Here's a really simple example to show why you'd want to do this:
(1) if X > 2 then ...
(2) if X > 5 then ...
Now we can create two "dummy variables" from these rules, which are set to 1 if the rule matches, else set to 0:
(1) if X > 2 then V_1=1, else V_1=0
(2) if X > 5 then V_2=1, else V_2=0
The problem with this is that the two dummy variables are highly correlated and any iterative statistical and/or machine learning algorithm will take way more iterations to converge because of this (ie: it's much harder for an algorithm to set the weights for the two dummy variables independently, as they have to wait for one weight to be close to optimal before working on the next weight and so on...).
So the idea is to decorrelate the dummy variables like so:
By using the fact that "(1) being true implies (2) being true", we get:
(1) if X > 2 AND NOT X > 5 then V_1=1, else V_1=0
(2) if X > 5 AND then V_2=1, else V_2=0
So now you have two decorrelated dummy variables which carry the same information.

STATED TASK: Resume the passage on decorrelating dummy variables from where it stops. The rows after this passage aren't needed for the task.

INFORMATION SHOWN:
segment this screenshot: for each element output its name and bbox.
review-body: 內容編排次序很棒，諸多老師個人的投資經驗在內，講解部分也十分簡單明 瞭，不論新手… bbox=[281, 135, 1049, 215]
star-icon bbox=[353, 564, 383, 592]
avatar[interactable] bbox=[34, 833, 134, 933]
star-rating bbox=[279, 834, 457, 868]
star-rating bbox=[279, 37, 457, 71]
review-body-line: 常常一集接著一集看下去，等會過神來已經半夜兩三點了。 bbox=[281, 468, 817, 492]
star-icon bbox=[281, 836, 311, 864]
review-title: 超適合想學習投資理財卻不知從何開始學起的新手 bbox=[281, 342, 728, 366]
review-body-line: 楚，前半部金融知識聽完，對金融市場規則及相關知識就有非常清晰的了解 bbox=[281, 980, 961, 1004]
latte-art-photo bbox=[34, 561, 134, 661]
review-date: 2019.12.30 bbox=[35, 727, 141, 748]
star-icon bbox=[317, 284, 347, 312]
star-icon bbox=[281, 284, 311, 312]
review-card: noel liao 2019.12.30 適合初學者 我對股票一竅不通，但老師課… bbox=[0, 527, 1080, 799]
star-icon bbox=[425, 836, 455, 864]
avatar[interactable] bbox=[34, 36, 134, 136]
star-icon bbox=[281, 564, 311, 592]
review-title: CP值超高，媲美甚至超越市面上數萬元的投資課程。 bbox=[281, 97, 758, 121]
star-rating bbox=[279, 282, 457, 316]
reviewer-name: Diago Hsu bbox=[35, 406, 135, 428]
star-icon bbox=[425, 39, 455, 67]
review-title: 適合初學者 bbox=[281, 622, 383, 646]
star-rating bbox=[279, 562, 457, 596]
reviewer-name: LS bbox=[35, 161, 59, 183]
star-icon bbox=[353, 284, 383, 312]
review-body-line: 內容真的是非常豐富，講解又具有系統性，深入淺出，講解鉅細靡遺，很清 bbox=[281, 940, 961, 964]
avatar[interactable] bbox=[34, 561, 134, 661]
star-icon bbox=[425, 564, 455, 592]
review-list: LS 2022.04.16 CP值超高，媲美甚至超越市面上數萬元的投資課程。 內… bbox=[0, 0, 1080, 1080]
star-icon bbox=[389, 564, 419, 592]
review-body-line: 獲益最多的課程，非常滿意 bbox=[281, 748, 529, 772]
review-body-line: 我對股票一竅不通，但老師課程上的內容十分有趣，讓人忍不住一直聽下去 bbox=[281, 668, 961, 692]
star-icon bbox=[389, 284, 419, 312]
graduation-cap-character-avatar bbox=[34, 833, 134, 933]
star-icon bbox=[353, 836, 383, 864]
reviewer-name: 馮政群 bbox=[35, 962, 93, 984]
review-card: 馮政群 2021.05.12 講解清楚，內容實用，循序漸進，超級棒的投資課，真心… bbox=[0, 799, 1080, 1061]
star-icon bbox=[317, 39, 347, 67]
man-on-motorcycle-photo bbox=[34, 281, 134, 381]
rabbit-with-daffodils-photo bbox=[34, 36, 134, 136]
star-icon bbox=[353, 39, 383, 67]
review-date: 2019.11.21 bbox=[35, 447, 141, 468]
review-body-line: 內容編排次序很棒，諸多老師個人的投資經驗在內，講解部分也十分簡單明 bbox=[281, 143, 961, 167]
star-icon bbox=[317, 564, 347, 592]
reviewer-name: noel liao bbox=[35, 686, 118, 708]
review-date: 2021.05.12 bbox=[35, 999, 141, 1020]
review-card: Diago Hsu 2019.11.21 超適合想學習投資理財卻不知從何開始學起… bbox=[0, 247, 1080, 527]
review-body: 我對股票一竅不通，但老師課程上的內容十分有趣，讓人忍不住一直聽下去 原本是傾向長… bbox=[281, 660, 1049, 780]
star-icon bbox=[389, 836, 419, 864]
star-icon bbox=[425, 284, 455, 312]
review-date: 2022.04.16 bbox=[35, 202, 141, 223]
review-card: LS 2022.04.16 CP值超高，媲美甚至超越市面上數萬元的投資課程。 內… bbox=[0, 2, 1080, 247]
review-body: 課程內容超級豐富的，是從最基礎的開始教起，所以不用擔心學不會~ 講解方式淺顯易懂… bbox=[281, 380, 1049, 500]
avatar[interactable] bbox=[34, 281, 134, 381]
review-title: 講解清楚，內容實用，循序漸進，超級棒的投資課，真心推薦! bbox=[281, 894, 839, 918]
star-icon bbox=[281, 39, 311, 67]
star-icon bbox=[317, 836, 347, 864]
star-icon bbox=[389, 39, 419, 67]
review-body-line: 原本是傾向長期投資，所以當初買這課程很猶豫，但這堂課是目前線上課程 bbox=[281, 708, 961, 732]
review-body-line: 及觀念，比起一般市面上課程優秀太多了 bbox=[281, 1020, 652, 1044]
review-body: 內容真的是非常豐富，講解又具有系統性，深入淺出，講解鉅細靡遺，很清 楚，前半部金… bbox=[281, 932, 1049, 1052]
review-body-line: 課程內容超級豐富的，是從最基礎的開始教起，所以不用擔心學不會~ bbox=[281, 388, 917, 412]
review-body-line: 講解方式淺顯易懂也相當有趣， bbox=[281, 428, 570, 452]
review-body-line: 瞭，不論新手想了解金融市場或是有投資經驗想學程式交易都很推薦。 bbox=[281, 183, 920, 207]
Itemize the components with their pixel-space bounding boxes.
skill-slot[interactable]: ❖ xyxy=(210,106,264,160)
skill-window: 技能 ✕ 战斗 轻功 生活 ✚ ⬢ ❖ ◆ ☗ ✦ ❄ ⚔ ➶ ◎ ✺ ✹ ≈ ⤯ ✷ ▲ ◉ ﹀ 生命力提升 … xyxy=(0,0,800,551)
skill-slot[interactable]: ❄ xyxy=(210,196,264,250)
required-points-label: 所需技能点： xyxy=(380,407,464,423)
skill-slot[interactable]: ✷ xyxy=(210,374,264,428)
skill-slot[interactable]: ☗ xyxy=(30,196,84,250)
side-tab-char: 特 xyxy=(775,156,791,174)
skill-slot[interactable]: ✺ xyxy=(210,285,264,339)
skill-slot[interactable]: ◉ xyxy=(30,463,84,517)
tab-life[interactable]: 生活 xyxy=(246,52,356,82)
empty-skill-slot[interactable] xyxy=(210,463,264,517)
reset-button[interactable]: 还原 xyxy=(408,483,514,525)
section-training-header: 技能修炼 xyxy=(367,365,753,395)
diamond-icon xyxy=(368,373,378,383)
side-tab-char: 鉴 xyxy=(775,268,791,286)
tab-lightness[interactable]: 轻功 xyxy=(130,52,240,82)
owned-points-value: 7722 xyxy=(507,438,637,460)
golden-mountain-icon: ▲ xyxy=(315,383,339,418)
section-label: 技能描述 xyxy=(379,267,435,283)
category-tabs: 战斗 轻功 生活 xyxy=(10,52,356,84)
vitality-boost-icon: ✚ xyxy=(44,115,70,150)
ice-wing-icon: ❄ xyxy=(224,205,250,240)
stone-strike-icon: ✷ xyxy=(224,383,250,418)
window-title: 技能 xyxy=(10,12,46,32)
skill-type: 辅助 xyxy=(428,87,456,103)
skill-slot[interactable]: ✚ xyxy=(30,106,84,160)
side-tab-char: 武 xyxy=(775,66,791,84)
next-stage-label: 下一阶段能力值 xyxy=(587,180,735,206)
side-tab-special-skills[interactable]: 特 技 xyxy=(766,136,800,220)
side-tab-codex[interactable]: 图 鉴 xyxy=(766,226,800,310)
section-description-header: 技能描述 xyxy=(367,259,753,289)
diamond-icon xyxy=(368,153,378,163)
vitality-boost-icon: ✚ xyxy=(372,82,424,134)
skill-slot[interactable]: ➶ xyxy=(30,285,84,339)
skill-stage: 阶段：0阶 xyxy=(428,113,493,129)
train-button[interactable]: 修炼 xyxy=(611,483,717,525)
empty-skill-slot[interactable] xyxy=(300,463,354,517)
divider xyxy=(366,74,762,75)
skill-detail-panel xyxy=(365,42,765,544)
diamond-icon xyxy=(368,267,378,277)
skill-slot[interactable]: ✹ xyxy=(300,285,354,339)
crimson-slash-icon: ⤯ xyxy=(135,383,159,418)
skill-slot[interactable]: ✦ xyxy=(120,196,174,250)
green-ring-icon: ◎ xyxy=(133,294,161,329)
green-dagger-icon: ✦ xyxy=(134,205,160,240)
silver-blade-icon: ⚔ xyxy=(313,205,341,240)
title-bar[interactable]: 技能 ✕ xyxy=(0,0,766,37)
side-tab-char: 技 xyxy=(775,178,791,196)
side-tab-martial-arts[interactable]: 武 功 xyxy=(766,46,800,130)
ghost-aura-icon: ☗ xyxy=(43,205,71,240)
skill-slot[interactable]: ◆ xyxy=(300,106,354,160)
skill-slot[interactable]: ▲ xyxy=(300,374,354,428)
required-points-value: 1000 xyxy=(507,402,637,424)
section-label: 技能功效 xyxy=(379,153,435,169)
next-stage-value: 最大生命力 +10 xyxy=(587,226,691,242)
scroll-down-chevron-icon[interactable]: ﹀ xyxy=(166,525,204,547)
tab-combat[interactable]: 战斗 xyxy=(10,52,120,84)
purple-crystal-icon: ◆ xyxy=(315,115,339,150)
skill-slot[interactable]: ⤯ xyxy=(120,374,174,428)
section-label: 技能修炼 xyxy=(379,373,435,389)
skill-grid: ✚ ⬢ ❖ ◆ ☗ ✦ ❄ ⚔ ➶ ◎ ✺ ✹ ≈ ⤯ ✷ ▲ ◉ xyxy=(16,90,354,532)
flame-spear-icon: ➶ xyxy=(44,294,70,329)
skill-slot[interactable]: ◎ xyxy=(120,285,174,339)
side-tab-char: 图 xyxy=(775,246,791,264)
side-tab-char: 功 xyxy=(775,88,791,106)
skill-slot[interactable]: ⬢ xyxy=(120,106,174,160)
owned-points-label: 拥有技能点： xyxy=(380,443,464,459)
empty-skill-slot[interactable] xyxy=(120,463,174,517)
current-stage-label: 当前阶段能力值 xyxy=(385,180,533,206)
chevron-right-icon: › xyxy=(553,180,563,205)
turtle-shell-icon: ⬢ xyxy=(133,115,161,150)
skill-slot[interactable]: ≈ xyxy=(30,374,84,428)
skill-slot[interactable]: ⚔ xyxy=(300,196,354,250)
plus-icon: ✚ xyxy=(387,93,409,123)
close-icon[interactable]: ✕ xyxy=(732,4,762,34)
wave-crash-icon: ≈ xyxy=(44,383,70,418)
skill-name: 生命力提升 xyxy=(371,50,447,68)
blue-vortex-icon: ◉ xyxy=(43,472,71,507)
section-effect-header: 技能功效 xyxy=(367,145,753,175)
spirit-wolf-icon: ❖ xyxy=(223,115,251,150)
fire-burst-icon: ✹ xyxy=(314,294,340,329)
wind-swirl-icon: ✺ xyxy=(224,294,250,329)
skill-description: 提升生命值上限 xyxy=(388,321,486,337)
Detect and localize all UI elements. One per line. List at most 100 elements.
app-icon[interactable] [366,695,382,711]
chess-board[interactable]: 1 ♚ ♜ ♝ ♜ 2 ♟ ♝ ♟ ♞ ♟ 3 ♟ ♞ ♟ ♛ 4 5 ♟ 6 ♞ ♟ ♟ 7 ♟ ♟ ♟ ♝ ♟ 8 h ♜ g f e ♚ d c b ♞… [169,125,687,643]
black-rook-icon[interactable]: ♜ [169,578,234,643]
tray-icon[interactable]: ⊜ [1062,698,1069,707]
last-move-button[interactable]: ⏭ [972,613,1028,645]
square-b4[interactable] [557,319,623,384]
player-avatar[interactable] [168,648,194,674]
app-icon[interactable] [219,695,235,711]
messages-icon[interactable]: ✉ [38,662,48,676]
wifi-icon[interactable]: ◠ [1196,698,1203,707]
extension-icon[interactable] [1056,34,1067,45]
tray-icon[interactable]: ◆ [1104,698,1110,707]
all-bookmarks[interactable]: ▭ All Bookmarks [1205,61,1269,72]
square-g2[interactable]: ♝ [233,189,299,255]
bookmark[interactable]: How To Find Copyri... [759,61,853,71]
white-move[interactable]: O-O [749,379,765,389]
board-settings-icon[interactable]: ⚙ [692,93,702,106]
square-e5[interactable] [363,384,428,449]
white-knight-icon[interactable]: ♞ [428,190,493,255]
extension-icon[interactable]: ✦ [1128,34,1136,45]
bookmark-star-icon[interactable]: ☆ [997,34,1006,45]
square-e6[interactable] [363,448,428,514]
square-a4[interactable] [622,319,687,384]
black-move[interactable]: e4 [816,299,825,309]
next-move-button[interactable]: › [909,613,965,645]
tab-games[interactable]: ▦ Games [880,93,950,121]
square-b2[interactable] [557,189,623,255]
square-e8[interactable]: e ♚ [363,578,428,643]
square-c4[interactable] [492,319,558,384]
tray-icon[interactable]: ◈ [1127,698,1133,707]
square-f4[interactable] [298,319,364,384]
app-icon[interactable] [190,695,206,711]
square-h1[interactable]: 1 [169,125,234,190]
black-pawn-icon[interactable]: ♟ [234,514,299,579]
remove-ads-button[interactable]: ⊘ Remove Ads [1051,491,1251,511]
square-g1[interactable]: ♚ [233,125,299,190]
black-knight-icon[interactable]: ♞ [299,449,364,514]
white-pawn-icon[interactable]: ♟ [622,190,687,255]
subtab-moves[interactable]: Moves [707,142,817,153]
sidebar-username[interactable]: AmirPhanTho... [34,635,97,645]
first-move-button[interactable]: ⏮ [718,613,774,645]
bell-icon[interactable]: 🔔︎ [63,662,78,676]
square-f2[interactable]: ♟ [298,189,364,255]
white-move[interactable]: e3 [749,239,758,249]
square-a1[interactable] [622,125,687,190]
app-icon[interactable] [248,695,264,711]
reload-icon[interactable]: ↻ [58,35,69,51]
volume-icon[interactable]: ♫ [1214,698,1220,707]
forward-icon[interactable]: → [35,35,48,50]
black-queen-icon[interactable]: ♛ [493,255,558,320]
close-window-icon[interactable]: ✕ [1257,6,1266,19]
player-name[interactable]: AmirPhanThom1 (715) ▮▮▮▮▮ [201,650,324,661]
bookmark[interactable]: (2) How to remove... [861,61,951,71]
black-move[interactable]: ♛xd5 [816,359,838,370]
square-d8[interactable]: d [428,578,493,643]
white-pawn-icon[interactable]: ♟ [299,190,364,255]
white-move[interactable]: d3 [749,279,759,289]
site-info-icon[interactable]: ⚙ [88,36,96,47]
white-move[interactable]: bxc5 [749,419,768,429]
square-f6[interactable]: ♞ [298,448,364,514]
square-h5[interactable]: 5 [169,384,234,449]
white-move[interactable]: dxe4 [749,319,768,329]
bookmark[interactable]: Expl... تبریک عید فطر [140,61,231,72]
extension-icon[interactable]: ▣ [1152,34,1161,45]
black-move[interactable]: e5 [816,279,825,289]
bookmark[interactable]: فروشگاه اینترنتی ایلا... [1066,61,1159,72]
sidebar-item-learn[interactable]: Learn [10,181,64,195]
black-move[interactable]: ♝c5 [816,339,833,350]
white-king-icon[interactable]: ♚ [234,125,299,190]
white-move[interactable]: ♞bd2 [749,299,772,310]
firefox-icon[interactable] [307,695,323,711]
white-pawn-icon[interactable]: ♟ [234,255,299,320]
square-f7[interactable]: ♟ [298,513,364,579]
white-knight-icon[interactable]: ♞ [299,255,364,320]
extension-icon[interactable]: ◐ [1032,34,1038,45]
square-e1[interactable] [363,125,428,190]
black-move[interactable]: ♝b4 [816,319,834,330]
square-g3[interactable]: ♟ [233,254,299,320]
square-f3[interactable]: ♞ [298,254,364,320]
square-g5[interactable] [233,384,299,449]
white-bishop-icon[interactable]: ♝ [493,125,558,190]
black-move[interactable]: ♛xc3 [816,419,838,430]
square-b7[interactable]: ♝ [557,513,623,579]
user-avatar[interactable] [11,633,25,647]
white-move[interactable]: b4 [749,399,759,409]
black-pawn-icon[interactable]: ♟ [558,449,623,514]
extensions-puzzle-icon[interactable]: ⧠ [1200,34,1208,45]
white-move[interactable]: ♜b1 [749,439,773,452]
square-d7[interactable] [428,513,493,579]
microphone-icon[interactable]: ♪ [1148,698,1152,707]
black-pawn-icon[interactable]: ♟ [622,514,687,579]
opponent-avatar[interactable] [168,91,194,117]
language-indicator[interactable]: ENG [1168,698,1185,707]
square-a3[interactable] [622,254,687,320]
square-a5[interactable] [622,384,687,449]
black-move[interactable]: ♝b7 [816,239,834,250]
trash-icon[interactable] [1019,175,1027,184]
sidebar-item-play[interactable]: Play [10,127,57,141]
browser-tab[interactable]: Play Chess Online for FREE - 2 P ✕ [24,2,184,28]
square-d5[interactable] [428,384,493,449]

OUTPUT OF THE EXERCISE:
It's actually much simpler than having to add in a load of "NOT AND" rules like above, eg:
(A) being true implies (B), (C), ..., being true
simply means that if (A) is true you set all the dummy variables for (B), (C), ..., to zero (assuming you don't have cyclic implications, which I don't think will occur here anyway).
This is the simplest example I can think of, but in practice there will be 1000's of rules, using 100's of variables, with rule-depths ranging from a single comparison to a few 100 comparisons.
Hope this makes sense.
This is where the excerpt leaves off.